=== Exercise requirements ===
Skip every picture and transcribe the remaining material exactly.

=== Record set ===
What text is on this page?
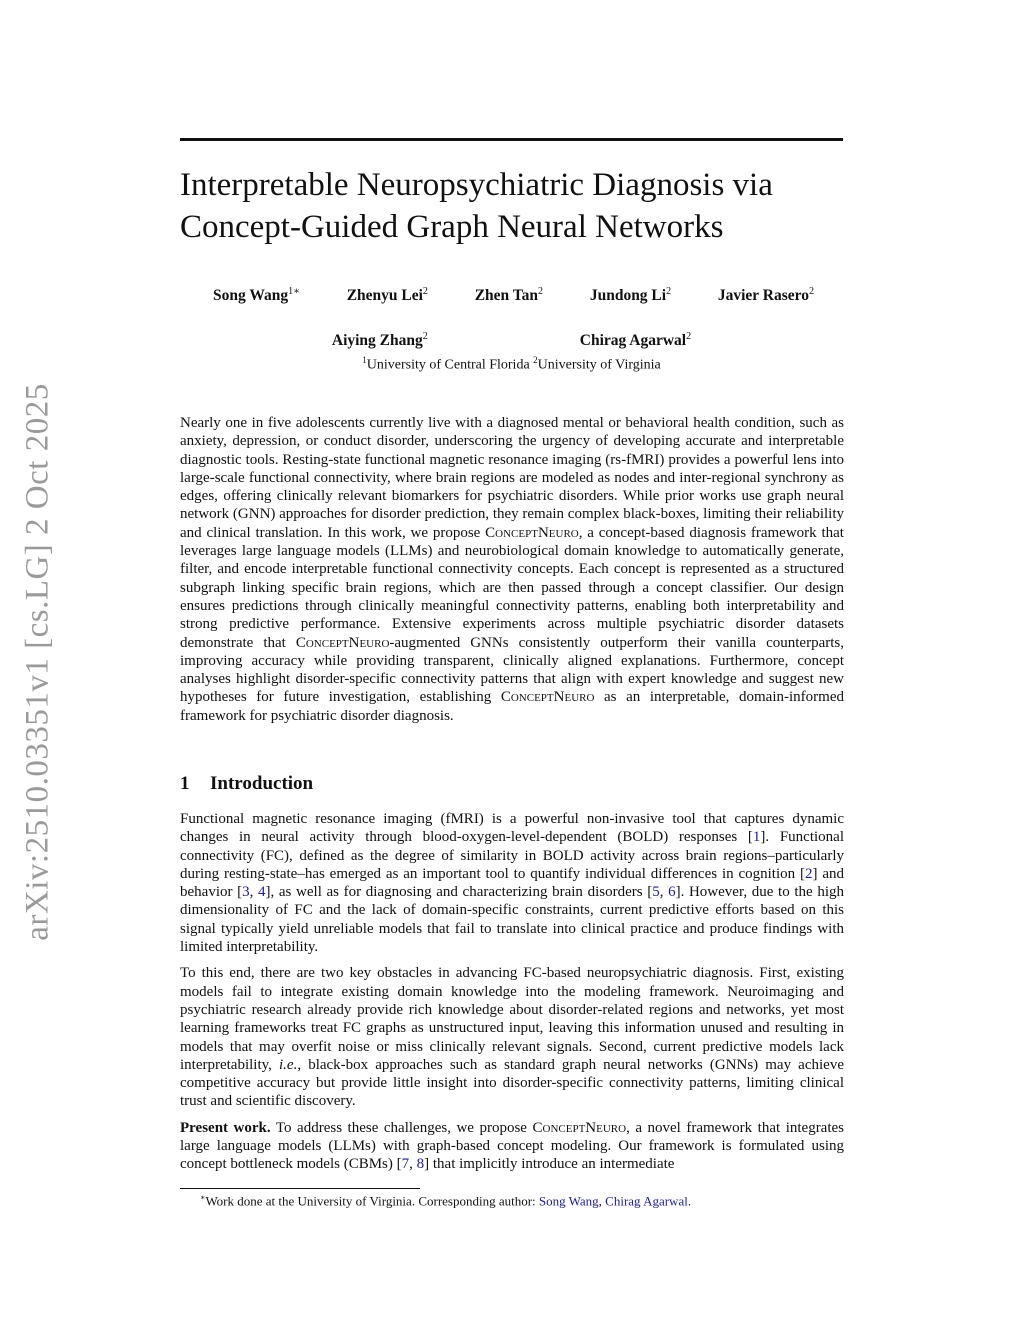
arXiv:2510.03351v1 [cs.LG] 2 Oct 2025
Interpretable Neuropsychiatric Diagnosis via
Concept-Guided Graph Neural Networks
Song Wang$^{1∗}$	Zhenyu Lei$^2$	Zhen Tan$^2$	Jundong Li$^2$	Javier Rasero$^2$
Aiying Zhang$^2$	Chirag Agarwal$^2$
$^1$University of Central Florida $^2$University of Virginia

Nearly one in five adolescents currently live with a diagnosed mental or behavioral health condition, such as anxiety, depression, or conduct disorder, underscoring the urgency of developing accurate and interpretable diagnostic tools. Resting-state functional magnetic resonance imaging (rs-fMRI) provides a powerful lens into large-scale functional connectivity, where brain regions are modeled as nodes and inter-regional synchrony as edges, offering clinically relevant biomarkers for psychiatric disorders. While prior works use graph neural network (GNN) approaches for disorder prediction, they remain complex black-boxes, limiting their reliability and clinical translation. In this work, we propose ConceptNeuro, a concept-based diagnosis framework that leverages large language models (LLMs) and neurobiological domain knowledge to automatically generate, filter, and encode interpretable functional connectivity concepts. Each concept is represented as a structured subgraph linking specific brain regions, which are then passed through a concept classifier. Our design ensures predictions through clinically meaningful connectivity patterns, enabling both interpretability and strong predictive performance. Extensive experiments across multiple psychiatric disorder datasets demonstrate that ConceptNeuro-augmented GNNs consistently outperform their vanilla counterparts, improving accuracy while providing transparent, clinically aligned explanations. Furthermore, concept analyses highlight disorder-specific connectivity patterns that align with expert knowledge and suggest new hypotheses for future investigation, establishing ConceptNeuro as an interpretable, domain-informed framework for psychiatric disorder diagnosis.

1 Introduction

Functional magnetic resonance imaging (fMRI) is a powerful non-invasive tool that captures dynamic changes in neural activity through blood-oxygen-level-dependent (BOLD) responses [1]. Functional connectivity (FC), defined as the degree of similarity in BOLD activity across brain regions–particularly during resting-state–has emerged as an important tool to quantify individual differences in cognition [2] and behavior [3, 4], as well as for diagnosing and characterizing brain disorders [5, 6]. However, due to the high dimensionality of FC and the lack of domain-specific constraints, current predictive efforts based on this signal typically yield unreliable models that fail to translate into clinical practice and produce findings with limited interpretability.

To this end, there are two key obstacles in advancing FC-based neuropsychiatric diagnosis. First, existing models fail to integrate existing domain knowledge into the modeling framework. Neuroimaging and psychiatric research already provide rich knowledge about disorder-related regions and networks, yet most learning frameworks treat FC graphs as unstructured input, leaving this information unused and resulting in models that may overfit noise or miss clinically relevant signals. Second, current predictive models lack interpretability, i.e., black-box approaches such as standard graph neural networks (GNNs) may achieve competitive accuracy but provide little insight into disorder-specific connectivity patterns, limiting clinical trust and scientific discovery.

Present work. To address these challenges, we propose ConceptNeuro, a novel framework that integrates large language models (LLMs) with graph-based concept modeling. Our framework is formulated using concept bottleneck models (CBMs) [7, 8] that implicitly introduce an intermediate

∗Work done at the University of Virginia. Corresponding author: Song Wang, Chirag Agarwal.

=== Result below ===
What text is on this page?
arXiv:2510.03351v1 [cs.LG] 2 Oct 2025
Interpretable Neuropsychiatric Diagnosis via
Concept-Guided Graph Neural Networks
Song Wang$^{1∗}$	Zhenyu Lei$^2$	Zhen Tan$^2$	Jundong Li$^2$	Javier Rasero$^2$
Aiying Zhang$^2$	Chirag Agarwal$^2$
$^1$University of Central Florida $^2$University of Virginia

Nearly one in five adolescents currently live with a diagnosed mental or behavioral health condition, such as anxiety, depression, or conduct disorder, underscoring the urgency of developing accurate and interpretable diagnostic tools. Resting-state functional magnetic resonance imaging (rs-fMRI) provides a powerful lens into large-scale functional connectivity, where brain regions are modeled as nodes and inter-regional synchrony as edges, offering clinically relevant biomarkers for psychiatric disorders. While prior works use graph neural network (GNN) approaches for disorder prediction, they remain complex black-boxes, limiting their reliability and clinical translation. In this work, we propose ConceptNeuro, a concept-based diagnosis framework that leverages large language models (LLMs) and neurobiological domain knowledge to automatically generate, filter, and encode interpretable functional connectivity concepts. Each concept is represented as a structured subgraph linking specific brain regions, which are then passed through a concept classifier. Our design ensures predictions through clinically meaningful connectivity patterns, enabling both interpretability and strong predictive performance. Extensive experiments across multiple psychiatric disorder datasets demonstrate that ConceptNeuro-augmented GNNs consistently outperform their vanilla counterparts, improving accuracy while providing transparent, clinically aligned explanations. Furthermore, concept analyses highlight disorder-specific connectivity patterns that align with expert knowledge and suggest new hypotheses for future investigation, establishing ConceptNeuro as an interpretable, domain-informed framework for psychiatric disorder diagnosis.

1 Introduction

Functional magnetic resonance imaging (fMRI) is a powerful non-invasive tool that captures dynamic changes in neural activity through blood-oxygen-level-dependent (BOLD) responses [1]. Functional connectivity (FC), defined as the degree of similarity in BOLD activity across brain regions–particularly during resting-state–has emerged as an important tool to quantify individual differences in cognition [2] and behavior [3, 4], as well as for diagnosing and characterizing brain disorders [5, 6]. However, due to the high dimensionality of FC and the lack of domain-specific constraints, current predictive efforts based on this signal typically yield unreliable models that fail to translate into clinical practice and produce findings with limited interpretability.

To this end, there are two key obstacles in advancing FC-based neuropsychiatric diagnosis. First, existing models fail to integrate existing domain knowledge into the modeling framework. Neuroimaging and psychiatric research already provide rich knowledge about disorder-related regions and networks, yet most learning frameworks treat FC graphs as unstructured input, leaving this information unused and resulting in models that may overfit noise or miss clinically relevant signals. Second, current predictive models lack interpretability, i.e., black-box approaches such as standard graph neural networks (GNNs) may achieve competitive accuracy but provide little insight into disorder-specific connectivity patterns, limiting clinical trust and scientific discovery.

Present work. To address these challenges, we propose ConceptNeuro, a novel framework that integrates large language models (LLMs) with graph-based concept modeling. Our framework is formulated using concept bottleneck models (CBMs) [7, 8] that implicitly introduce an intermediate

∗Work done at the University of Virginia. Corresponding author: Song Wang, Chirag Agarwal.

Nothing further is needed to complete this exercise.